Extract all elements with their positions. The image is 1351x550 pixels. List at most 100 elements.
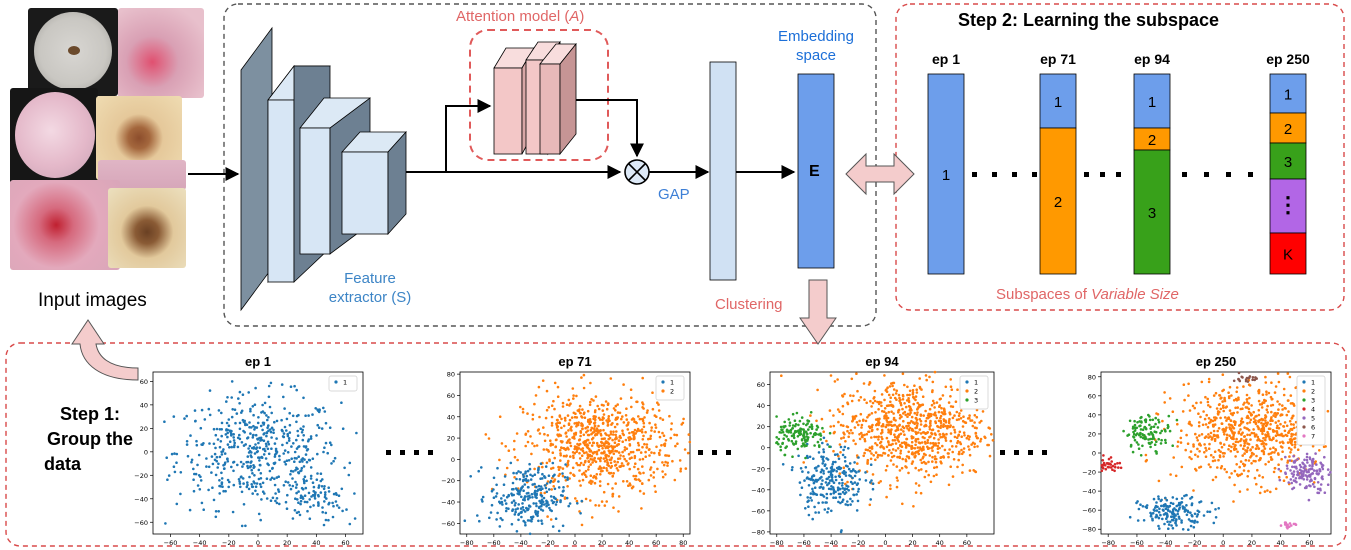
data-point [1188, 420, 1191, 424]
data-point [530, 492, 534, 496]
plot-points [463, 373, 692, 536]
data-point [476, 514, 479, 517]
data-point [534, 495, 537, 499]
data-point [928, 415, 931, 419]
data-point [355, 431, 358, 435]
y-tick-label: 60 [140, 378, 148, 386]
data-point [1225, 470, 1228, 474]
data-point [1176, 509, 1180, 513]
data-point [1253, 476, 1257, 480]
data-point [843, 433, 846, 436]
data-point [248, 449, 252, 453]
data-point [541, 465, 544, 469]
data-point [1173, 513, 1176, 516]
y-tick-label: −40 [441, 499, 455, 507]
data-point [326, 451, 330, 455]
data-point [463, 519, 467, 522]
data-point [907, 471, 910, 475]
data-point [589, 428, 593, 432]
data-point [654, 423, 657, 427]
data-point [787, 438, 790, 441]
feedback-arrow-icon [71, 319, 139, 381]
data-point [914, 417, 918, 420]
data-point [220, 411, 223, 415]
data-point [893, 433, 896, 437]
data-point [870, 447, 874, 450]
data-point [214, 515, 218, 519]
data-point [777, 437, 781, 441]
data-point [965, 436, 969, 440]
data-point [230, 465, 233, 469]
data-point [1219, 442, 1222, 445]
data-point [195, 443, 199, 447]
data-point [1176, 422, 1179, 426]
data-point [961, 463, 964, 467]
plot-legend: 12 [655, 375, 685, 401]
data-point [1158, 507, 1161, 511]
data-point [803, 438, 807, 442]
data-point [646, 409, 649, 412]
data-point [920, 461, 924, 465]
data-point [826, 458, 830, 461]
data-point [589, 463, 592, 466]
data-point [1267, 391, 1271, 395]
data-point [321, 510, 325, 514]
data-point [255, 450, 259, 454]
data-point [1188, 456, 1191, 459]
data-point [864, 471, 867, 474]
data-point [628, 443, 632, 446]
data-point [517, 512, 521, 516]
data-point [937, 419, 941, 423]
data-point [560, 440, 564, 444]
data-point [1272, 430, 1275, 433]
data-point [919, 413, 923, 417]
data-point [839, 451, 842, 454]
data-point [251, 472, 254, 475]
data-point [266, 447, 270, 451]
data-point [887, 393, 891, 397]
data-point [1229, 419, 1233, 423]
subspace-segment [1269, 73, 1307, 114]
data-point [610, 423, 613, 426]
data-point [1236, 473, 1239, 476]
data-point [511, 509, 514, 512]
data-point [275, 437, 278, 440]
network-dashed-box [223, 3, 877, 327]
data-point [518, 491, 521, 494]
data-point [1195, 469, 1198, 472]
data-point [266, 418, 269, 422]
data-point [1177, 501, 1181, 505]
data-point [652, 471, 656, 474]
data-point [593, 456, 596, 460]
ellipsis-dot [1204, 172, 1209, 177]
data-point [498, 500, 501, 504]
data-point [874, 451, 878, 454]
data-point [911, 388, 915, 392]
data-point [830, 467, 834, 471]
data-point [1232, 500, 1235, 503]
data-point [1162, 504, 1166, 508]
data-point [295, 438, 298, 442]
data-point [638, 489, 642, 493]
data-point [1248, 396, 1251, 400]
data-point [528, 496, 532, 499]
data-point [921, 395, 925, 399]
data-point [317, 501, 320, 504]
data-point [242, 429, 245, 433]
y-tick-label: 20 [140, 425, 148, 433]
data-point [551, 501, 555, 505]
data-point [536, 514, 539, 518]
data-point [165, 456, 168, 460]
data-point [316, 423, 320, 427]
data-point [610, 464, 614, 468]
data-point [607, 417, 610, 420]
data-point [955, 436, 959, 440]
data-point [1292, 426, 1296, 430]
data-point [1209, 431, 1213, 435]
data-point [494, 495, 498, 498]
data-point [521, 473, 525, 476]
data-point [1294, 465, 1298, 469]
data-point [838, 443, 842, 446]
data-point [1154, 416, 1157, 420]
data-point [261, 490, 265, 494]
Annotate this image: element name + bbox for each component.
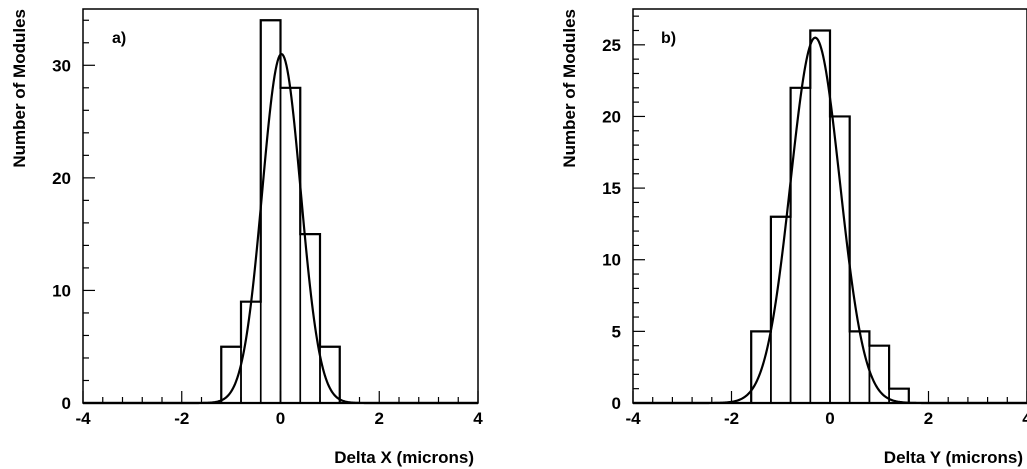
x-tick-label: 4	[473, 409, 483, 428]
y-tick-label: 5	[612, 322, 621, 341]
histogram-bin-2	[259, 19, 282, 404]
chart-panel-b: -4 -2 0 2 4 0 5 10 15 20 25 b) Delta Y (microns) Numb…	[560, 8, 1027, 467]
y-axis-title: Number of Modules	[10, 9, 29, 168]
gaussian-fit-curve	[83, 52, 478, 405]
histogram-bin-5	[848, 330, 871, 404]
histogram-bin-6	[868, 344, 890, 404]
y-tick-label: 20	[602, 107, 621, 126]
x-axis-title: Delta Y (microns)	[884, 448, 1023, 467]
histogram-bin-5	[319, 345, 341, 404]
y-tick-label: 25	[602, 36, 621, 55]
y-tick-label: 30	[52, 56, 71, 75]
histogram-bin-3	[809, 29, 831, 404]
x-axis-title: Delta X (microns)	[334, 448, 474, 467]
x-tick-label: 2	[375, 409, 384, 428]
histogram-bin-3	[279, 87, 302, 404]
x-tick-label: -2	[174, 409, 189, 428]
y-axis-title: Number of Modules	[560, 9, 579, 168]
x-tick-label: -2	[724, 409, 739, 428]
y-tick-label: 0	[62, 394, 71, 413]
y-tick-label: 20	[52, 169, 71, 188]
y-tick-label: 10	[52, 281, 71, 300]
x-tick-label: -4	[75, 409, 91, 428]
y-tick-label: 15	[602, 179, 621, 198]
panel-label: a)	[112, 30, 126, 47]
x-tick-label: -4	[625, 409, 641, 428]
histogram-bin-4	[299, 233, 321, 404]
x-tick-label: 4	[1022, 409, 1027, 428]
histogram-bin-4	[829, 115, 851, 404]
histogram-bin-2	[789, 87, 812, 404]
chart-panel-a: -4 -2 0 2 4 0 10 20 30 a) Delta X (microns) Number …	[10, 8, 483, 467]
x-tick-label: 0	[825, 409, 834, 428]
y-tick-label: 0	[612, 394, 621, 413]
gaussian-fit-curve	[633, 36, 1027, 405]
panel-label: b)	[661, 30, 676, 47]
x-tick-label: 0	[276, 409, 285, 428]
x-tick-label: 2	[924, 409, 933, 428]
y-tick-label: 10	[602, 251, 621, 270]
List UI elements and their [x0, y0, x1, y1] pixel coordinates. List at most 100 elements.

WHAT YOU SHOULD DO –
Edit the lines from the one containing "409, 483, 428]" up to and including the one containing "x-axis-title: Delta X" by changing "gaussian-fit-curve" to "normal-fit-curve". Give only those lines, with everything else unchanged.

REPLY –
x-tick-label: 4	[473, 409, 483, 428]
y-tick-label: 5	[612, 322, 621, 341]
histogram-bin-2	[259, 19, 282, 404]
chart-panel-b: -4 -2 0 2 4 0 5 10 15 20 25 b) Delta Y (microns) Numb…	[560, 8, 1027, 467]
y-axis-title: Number of Modules	[10, 9, 29, 168]
normal-fit-curve	[83, 52, 478, 405]
histogram-bin-5	[848, 330, 871, 404]
histogram-bin-6	[868, 344, 890, 404]
y-tick-label: 20	[602, 107, 621, 126]
x-axis-title: Delta Y (microns)	[884, 448, 1023, 467]
histogram-bin-5	[319, 345, 341, 404]
y-tick-label: 25	[602, 36, 621, 55]
y-tick-label: 30	[52, 56, 71, 75]
histogram-bin-3	[809, 29, 831, 404]
x-axis-title: Delta X (microns)	[334, 448, 474, 467]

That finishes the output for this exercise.